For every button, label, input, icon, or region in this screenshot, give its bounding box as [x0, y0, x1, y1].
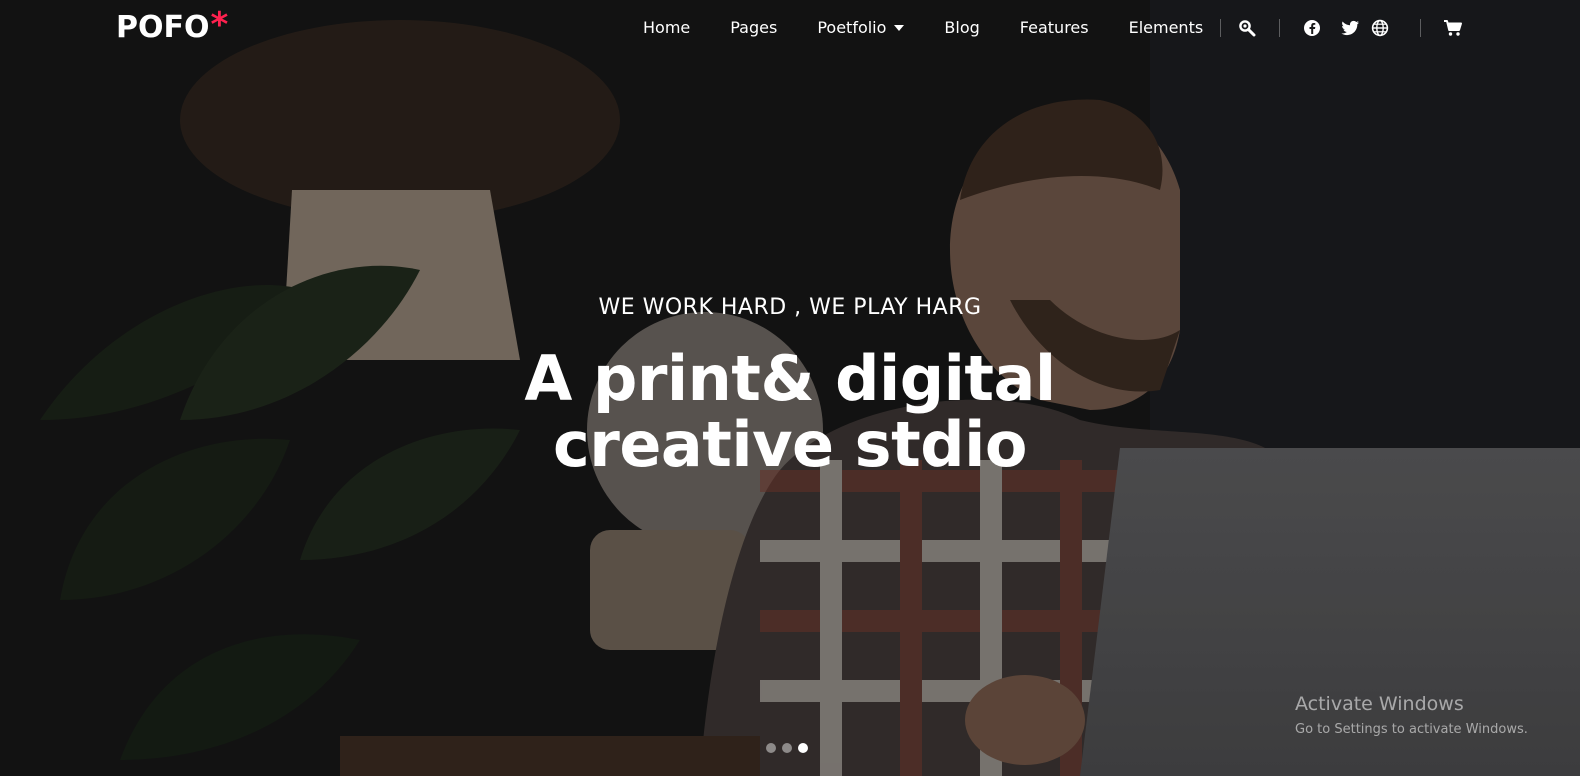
globe-icon[interactable] [1370, 18, 1390, 38]
nav-item-features[interactable]: Features [1007, 16, 1102, 40]
slider-dot-2[interactable] [782, 743, 792, 753]
slider-pagination [766, 743, 808, 753]
main-nav-menu: Home Pages Poetfolio Blog Features Eleme… [630, 16, 1230, 40]
brand-logo-text: POFO [116, 10, 210, 45]
slider-dot-3-active[interactable] [798, 743, 808, 753]
cart-icon[interactable] [1443, 18, 1463, 38]
divider [1220, 19, 1221, 37]
slider-dot-1[interactable] [766, 743, 776, 753]
nav-item-label: Features [1019, 18, 1089, 37]
divider [1279, 19, 1280, 37]
divider [1420, 19, 1421, 37]
nav-item-home[interactable]: Home [630, 16, 703, 40]
caret-down-icon [894, 25, 905, 31]
twitter-icon[interactable] [1340, 18, 1360, 38]
watermark-title: Activate Windows [1295, 693, 1464, 715]
nav-item-blog[interactable]: Blog [931, 16, 992, 40]
hero-title-line2: creative stdio [553, 408, 1027, 481]
watermark-subtitle: Go to Settings to activate Windows. [1295, 722, 1528, 737]
nav-item-pages[interactable]: Pages [717, 16, 790, 40]
nav-item-portfolio[interactable]: Poetfolio [804, 16, 917, 40]
nav-item-elements[interactable]: Elements [1116, 16, 1217, 40]
header-icon-group [1220, 16, 1463, 40]
brand-logo[interactable]: POFO * [116, 8, 228, 48]
windows-activation-watermark: Activate Windows Go to Settings to activ… [1295, 692, 1528, 740]
nav-item-label: Poetfolio [817, 18, 887, 37]
facebook-icon[interactable] [1302, 18, 1322, 38]
nav-item-label: Pages [730, 18, 778, 37]
hero-title: A print& digital creative stdio [0, 346, 1580, 478]
hero-section: POFO * Home Pages Poetfolio Blog Feature… [0, 0, 1580, 776]
nav-item-label: Elements [1128, 18, 1204, 37]
nav-item-label: Blog [944, 18, 980, 37]
hero-subtitle: WE WORK HARD , WE PLAY HARG [598, 295, 982, 320]
nav-item-label: Home [643, 18, 691, 37]
brand-logo-asterisk: * [210, 5, 229, 45]
hero-title-line1: A print& digital [524, 342, 1056, 415]
top-navbar: POFO * Home Pages Poetfolio Blog Feature… [0, 0, 1580, 56]
search-icon[interactable] [1237, 18, 1257, 38]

• [THE EXERCISE] Reproduce the listing above, switching every occurrence of "divider" to "separator" and changing nothing else. Leave out the pictures.

• [COMPLETED EXERCISE]
For every button, label, input, icon, or region in this screenshot, give its bounding box as [x0, y0, x1, y1].
globe-icon[interactable] [1370, 18, 1390, 38]
nav-item-features[interactable]: Features [1007, 16, 1102, 40]
slider-dot-2[interactable] [782, 743, 792, 753]
slider-pagination [766, 743, 808, 753]
main-nav-menu: Home Pages Poetfolio Blog Features Eleme… [630, 16, 1230, 40]
brand-logo-text: POFO [116, 10, 210, 45]
slider-dot-3-active[interactable] [798, 743, 808, 753]
cart-icon[interactable] [1443, 18, 1463, 38]
separator [1220, 19, 1221, 37]
slider-dot-1[interactable] [766, 743, 776, 753]
nav-item-label: Features [1019, 18, 1089, 37]
separator [1279, 19, 1280, 37]
separator [1420, 19, 1421, 37]
nav-item-home[interactable]: Home [630, 16, 703, 40]
caret-down-icon [894, 25, 905, 31]
twitter-icon[interactable] [1340, 18, 1360, 38]
watermark-title: Activate Windows [1295, 693, 1464, 715]
nav-item-blog[interactable]: Blog [931, 16, 992, 40]
hero-title-line2: creative stdio [553, 408, 1027, 481]
watermark-subtitle: Go to Settings to activate Windows. [1295, 722, 1528, 737]
nav-item-pages[interactable]: Pages [717, 16, 790, 40]
nav-item-portfolio[interactable]: Poetfolio [804, 16, 917, 40]
nav-item-elements[interactable]: Elements [1116, 16, 1217, 40]
header-icon-group [1220, 16, 1463, 40]
brand-logo[interactable]: POFO * [116, 8, 228, 48]
windows-activation-watermark: Activate Windows Go to Settings to activ… [1295, 692, 1528, 740]
nav-item-label: Poetfolio [817, 18, 887, 37]
facebook-icon[interactable] [1302, 18, 1322, 38]
nav-item-label: Pages [730, 18, 778, 37]
hero-title: A print& digital creative stdio [0, 346, 1580, 478]
hero-section: POFO * Home Pages Poetfolio Blog Feature… [0, 0, 1580, 776]
nav-item-label: Elements [1128, 18, 1204, 37]
nav-item-label: Blog [944, 18, 980, 37]
hero-subtitle: WE WORK HARD , WE PLAY HARG [598, 295, 982, 320]
nav-item-label: Home [643, 18, 691, 37]
brand-logo-asterisk: * [210, 5, 229, 45]
hero-title-line1: A print& digital [524, 342, 1056, 415]
top-navbar: POFO * Home Pages Poetfolio Blog Feature… [0, 0, 1580, 56]
search-icon[interactable] [1237, 18, 1257, 38]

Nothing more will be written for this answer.